Task objective:
Your copy of the material must match it exactly, except that pictures are dropped.

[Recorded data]
········
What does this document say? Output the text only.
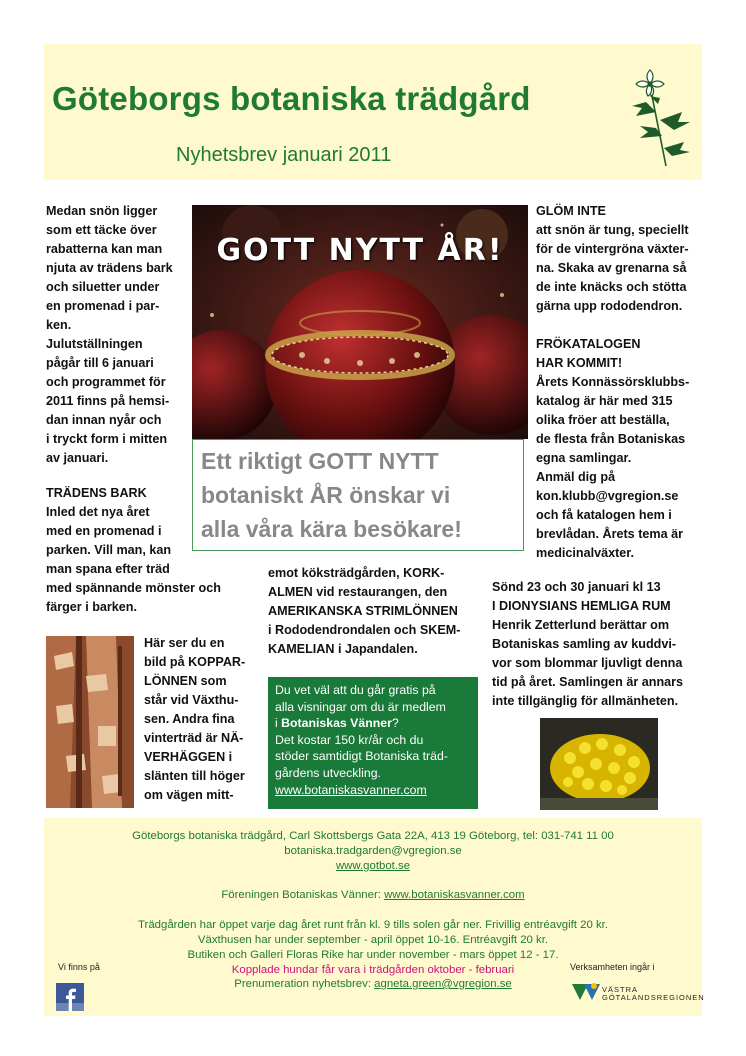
Göteborgs botaniska trädgård
Nyhetsbrev januari 2011
Medan snön ligger
som ett täcke över
rabatterna kan man
njuta av trädens bark
och siluetter under
en promenad i par-
ken.
Julutställningen
pågår till 6 januari
och programmet för
2011 finns på hemsi-
dan innan nyår och
i tryckt form i mitten
av januari.
TRÄDENS BARK
Inled det nya året
med en promenad i
parken. Vill man, kan
man spana efter träd
med spännande mönster och
färger i barken.
GOTT NYTT ÅR!
Ett riktigt GOTT NYTT
botaniskt ÅR önskar vi
alla våra kära besökare!
Här ser du en
bild på KOPPAR-
LÖNNEN som
står vid Växthu-
sen. Andra fina
vinterträd är NÄ-
VERHÄGGEN i
slänten till höger
om vägen mitt-
emot köksträdgården, KORK-
ALMEN vid restaurangen, den
AMERIKANSKA STRIMLÖNNEN
i Rododendrondalen och SKEM-
KAMELIAN i Japandalen.
Du vet väl att du går gratis på
alla visningar om du är medlem
i Botaniskas Vänner?
Det kostar 150 kr/år och du
stöder samtidigt Botaniska träd-
gårdens utveckling.
www.botaniskasvanner.com
GLÖM INTE
att snön är tung, speciellt
för de vintergröna växter-
na. Skaka av grenarna så
de inte knäcks och stötta
gärna upp rododendron.

FRÖKATALOGEN
HAR KOMMIT!
Årets Konnässörsklubbs-
katalog är här med 315
olika fröer att beställa,
de flesta från Botaniskas
egna samlingar.
Anmäl dig på
kon.klubb@vgregion.se
och få katalogen hem i
brevlådan. Årets tema är
medicinalväxter.
Sönd 23 och 30 januari kl 13
I DIONYSIANS HEMLIGA RUM
Henrik Zetterlund berättar om
Botaniskas samling av kuddvi-
vor som blommar ljuvligt denna
tid på året. Samlingen är annars
inte tillgänglig för allmänheten.
Göteborgs botaniska trädgård, Carl Skottsbergs Gata 22A, 413 19 Göteborg, tel: 031-741 11 00
botaniska.tradgarden@vgregion.se
www.gotbot.se
Föreningen Botaniskas Vänner: www.botaniskasvanner.com
Trädgården har öppet varje dag året runt från kl. 9 tills solen går ner. Frivillig entréavgift 20 kr.
Växthusen har under september - april öppet 10-16. Entréavgift 20 kr.
Butiken och Galleri Floras Rike har under november - mars öppet 12 - 17.
Kopplade hundar får vara i trädgården oktober - februari
Prenumeration nyhetsbrev: agneta.green@vgregion.se
Vi finns på	Verksamheten ingår i
VÄSTRA
GÖTALANDSREGIONEN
········
Expected output:
What does this document say? Output the text only.
Göteborgs botaniska trädgård
Nyhetsbrev januari 2011
Medan snön ligger
som ett täcke över
rabatterna kan man
njuta av trädens bark
och siluetter under
en promenad i par-
ken.
Julutställningen
pågår till 6 januari
och programmet för
2011 finns på hemsi-
dan innan nyår och
i tryckt form i mitten
av januari.
TRÄDENS BARK
Inled det nya året
med en promenad i
parken. Vill man, kan
man spana efter träd
med spännande mönster och
färger i barken.
GOTT NYTT ÅR!
Ett riktigt GOTT NYTT
botaniskt ÅR önskar vi
alla våra kära besökare!
Här ser du en
bild på KOPPAR-
LÖNNEN som
står vid Växthu-
sen. Andra fina
vinterträd är NÄ-
VERHÄGGEN i
slänten till höger
om vägen mitt-
emot köksträdgården, KORK-
ALMEN vid restaurangen, den
AMERIKANSKA STRIMLÖNNEN
i Rododendrondalen och SKEM-
KAMELIAN i Japandalen.
Du vet väl att du går gratis på
alla visningar om du är medlem
i Botaniskas Vänner?
Det kostar 150 kr/år och du
stöder samtidigt Botaniska träd-
gårdens utveckling.
www.botaniskasvanner.com
GLÖM INTE
att snön är tung, speciellt
för de vintergröna växter-
na. Skaka av grenarna så
de inte knäcks och stötta
gärna upp rododendron.

FRÖKATALOGEN
HAR KOMMIT!
Årets Konnässörsklubbs-
katalog är här med 315
olika fröer att beställa,
de flesta från Botaniskas
egna samlingar.
Anmäl dig på
kon.klubb@vgregion.se
och få katalogen hem i
brevlådan. Årets tema är
medicinalväxter.
Sönd 23 och 30 januari kl 13
I DIONYSIANS HEMLIGA RUM
Henrik Zetterlund berättar om
Botaniskas samling av kuddvi-
vor som blommar ljuvligt denna
tid på året. Samlingen är annars
inte tillgänglig för allmänheten.
Göteborgs botaniska trädgård, Carl Skottsbergs Gata 22A, 413 19 Göteborg, tel: 031-741 11 00
botaniska.tradgarden@vgregion.se
www.gotbot.se
Föreningen Botaniskas Vänner: www.botaniskasvanner.com
Trädgården har öppet varje dag året runt från kl. 9 tills solen går ner. Frivillig entréavgift 20 kr.
Växthusen har under september - april öppet 10-16. Entréavgift 20 kr.
Butiken och Galleri Floras Rike har under november - mars öppet 12 - 17.
Kopplade hundar får vara i trädgården oktober - februari
Prenumeration nyhetsbrev: agneta.green@vgregion.se
Vi finns på	Verksamheten ingår i
VÄSTRA
GÖTALANDSREGIONEN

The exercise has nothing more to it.